(Stored items)
-*-

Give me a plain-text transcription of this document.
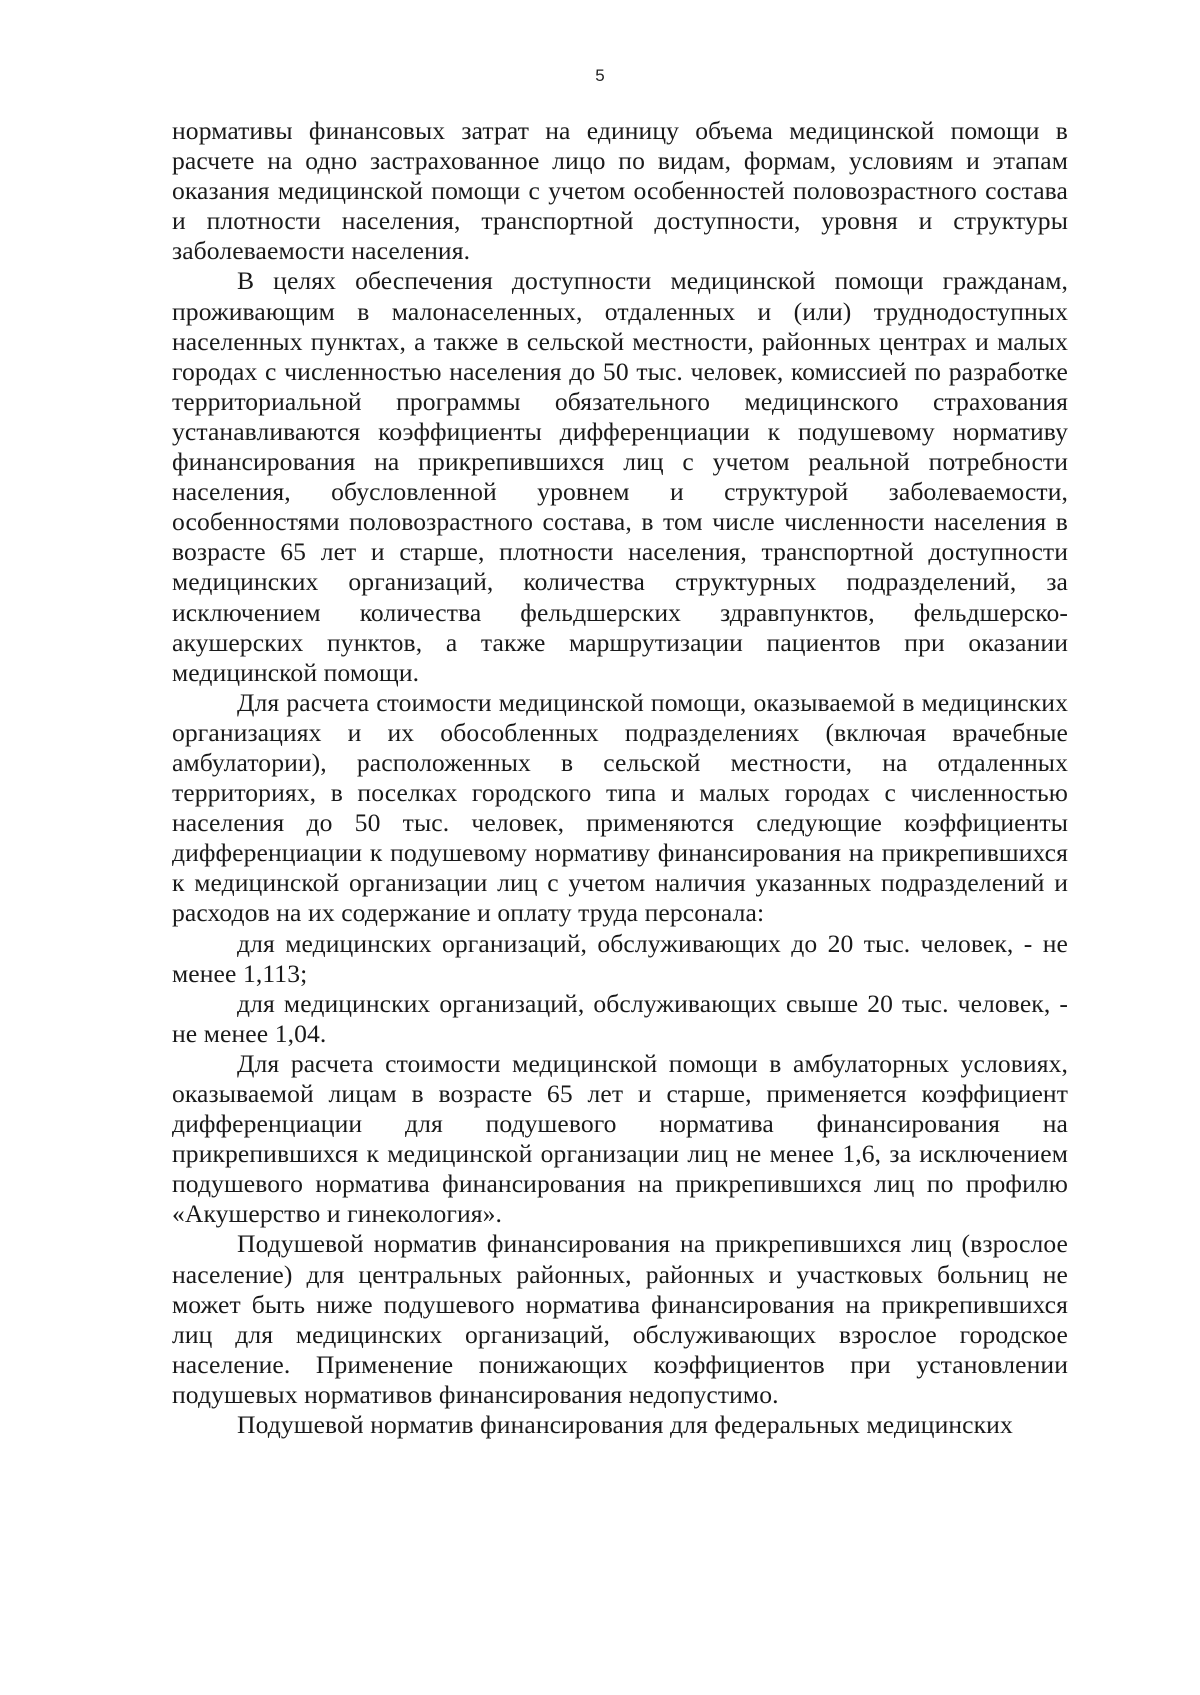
5

нормативы финансовых затрат на единицу объема медицинской помощи в расчете на одно застрахованное лицо по видам, формам, условиям и этапам оказания медицинской помощи с учетом особенностей половозрастного состава и плотности населения, транспортной доступности, уровня и структуры заболеваемости населения.

В целях обеспечения доступности медицинской помощи гражданам, проживающим в малонаселенных, отдаленных и (или) труднодоступных населенных пунктах, а также в сельской местности, районных центрах и малых городах с численностью населения до 50 тыс. человек, комиссией по разработке территориальной программы обязательного медицинского страхования устанавливаются коэффициенты дифференциации к подушевому нормативу финансирования на прикрепившихся лиц с учетом реальной потребности населения, обусловленной уровнем и структурой заболеваемости, особенностями половозрастного состава, в том числе численности населения в возрасте 65 лет и старше, плотности населения, транспортной доступности медицинских организаций, количества структурных подразделений, за исключением количества фельдшерских здравпунктов, фельдшерско-акушерских пунктов, а также маршрутизации пациентов при оказании медицинской помощи.

Для расчета стоимости медицинской помощи, оказываемой в медицинских организациях и их обособленных подразделениях (включая врачебные амбулатории), расположенных в сельской местности, на отдаленных территориях, в поселках городского типа и малых городах с численностью населения до 50 тыс. человек, применяются следующие коэффициенты дифференциации к подушевому нормативу финансирования на прикрепившихся к медицинской организации лиц с учетом наличия указанных подразделений и расходов на их содержание и оплату труда персонала:

для медицинских организаций, обслуживающих до 20 тыс. человек, - не менее 1,113;

для медицинских организаций, обслуживающих свыше 20 тыс. человек, - не менее 1,04.

Для расчета стоимости медицинской помощи в амбулаторных условиях, оказываемой лицам в возрасте 65 лет и старше, применяется коэффициент дифференциации для подушевого норматива финансирования на прикрепившихся к медицинской организации лиц не менее 1,6, за исключением подушевого норматива финансирования на прикрепившихся лиц по профилю «Акушерство и гинекология».

Подушевой норматив финансирования на прикрепившихся лиц (взрослое население) для центральных районных, районных и участковых больниц не может быть ниже подушевого норматива финансирования на прикрепившихся лиц для медицинских организаций, обслуживающих взрослое городское население. Применение понижающих коэффициентов при установлении подушевых нормативов финансирования недопустимо.

Подушевой норматив финансирования для федеральных медицинских
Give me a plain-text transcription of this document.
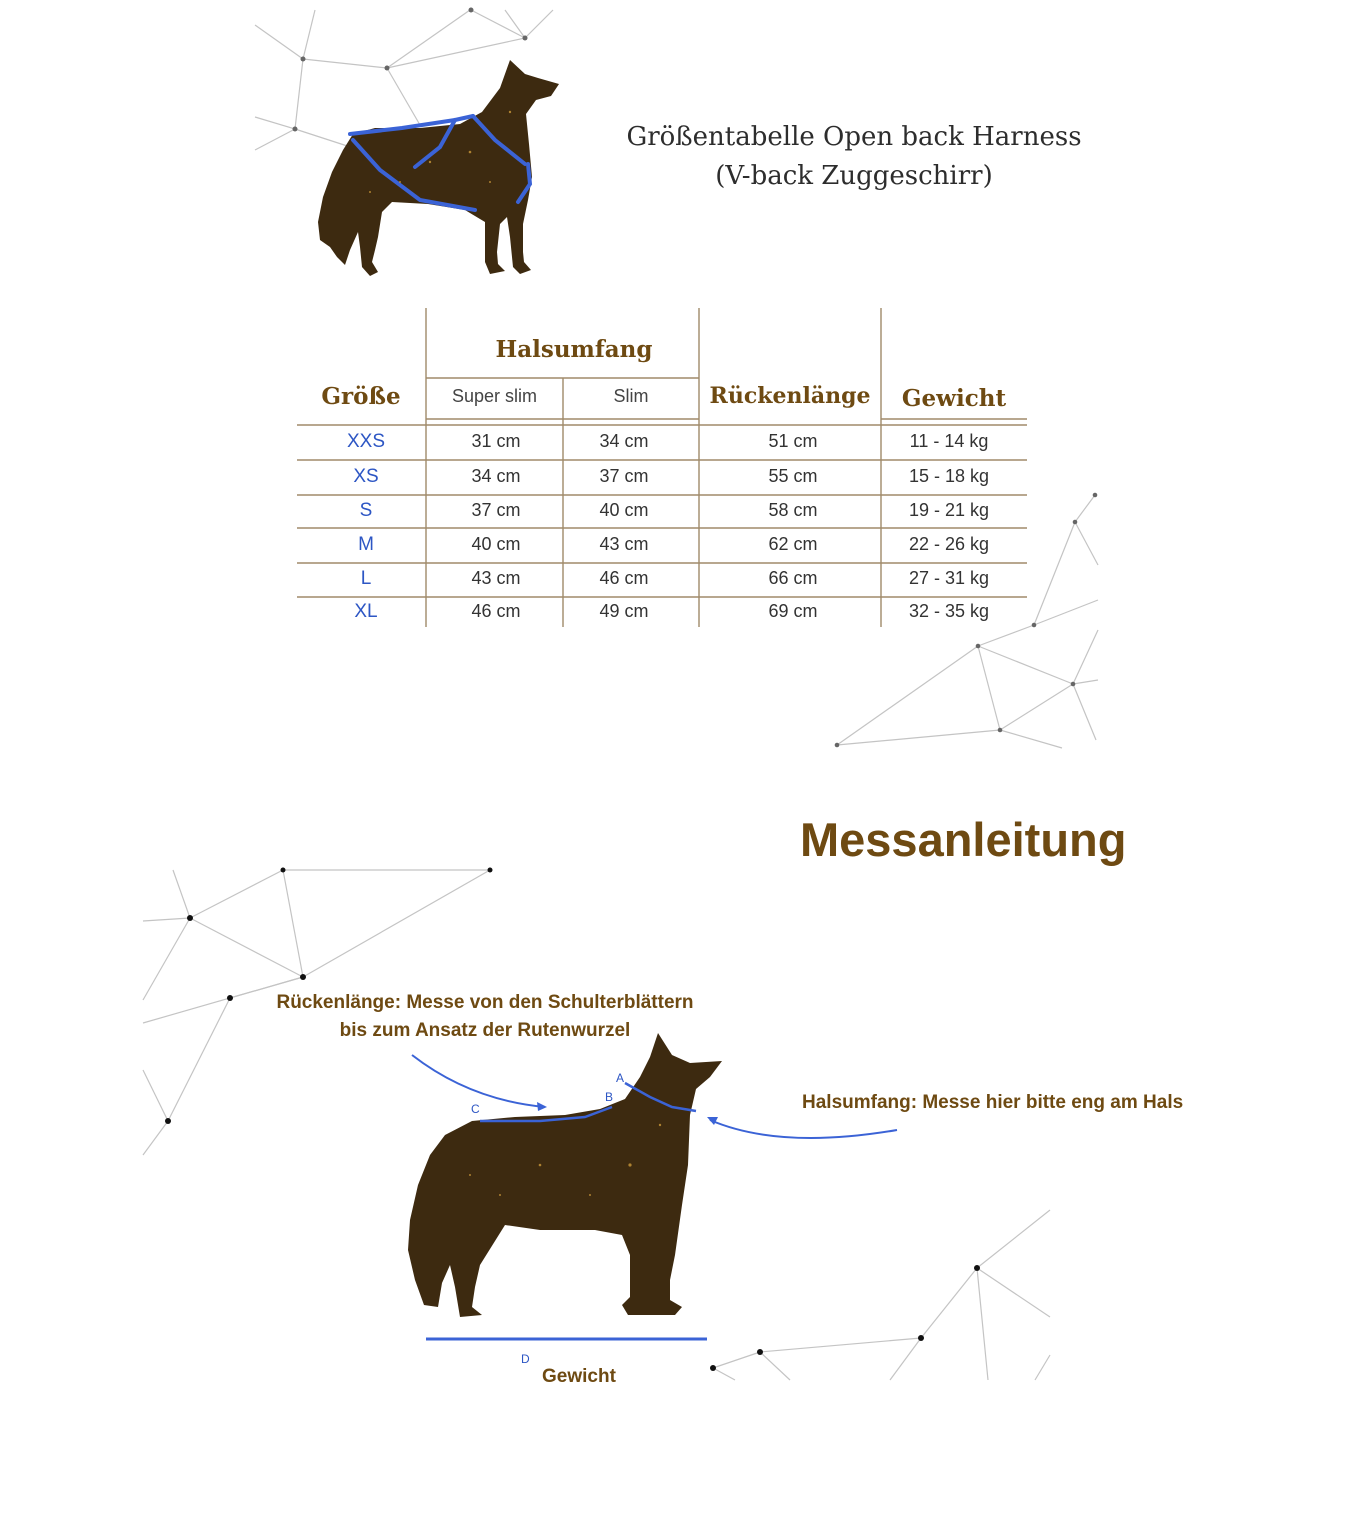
Größentabelle Open back Harness
(V-back Zuggeschirr)
Halsumfang
Größe	Rückenlänge	Gewicht
Super slim	Slim
XXS	31 cm	34 cm	51 cm	11 - 14 kg
XS	34 cm	37 cm	55 cm	15 - 18 kg
S	37 cm	40 cm	58 cm	19 - 21 kg
M	40 cm	43 cm	62 cm	22 - 26 kg
L	43 cm	46 cm	66 cm	27 - 31 kg
XL	46 cm	49 cm	69 cm	32 - 35 kg
Messanleitung
Rückenlänge: Messe von den Schulterblättern
bis zum Ansatz der Rutenwurzel
Halsumfang: Messe hier bitte eng am Hals
Gewicht
A
B
C
D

-*-

= WHAT YOU NEED TO DO =
Copy out each line in the listing that has the word "back".

= OUTPUT FOR THIS EXERCISE =
Größentabelle Open back Harness
(V-back Zuggeschirr)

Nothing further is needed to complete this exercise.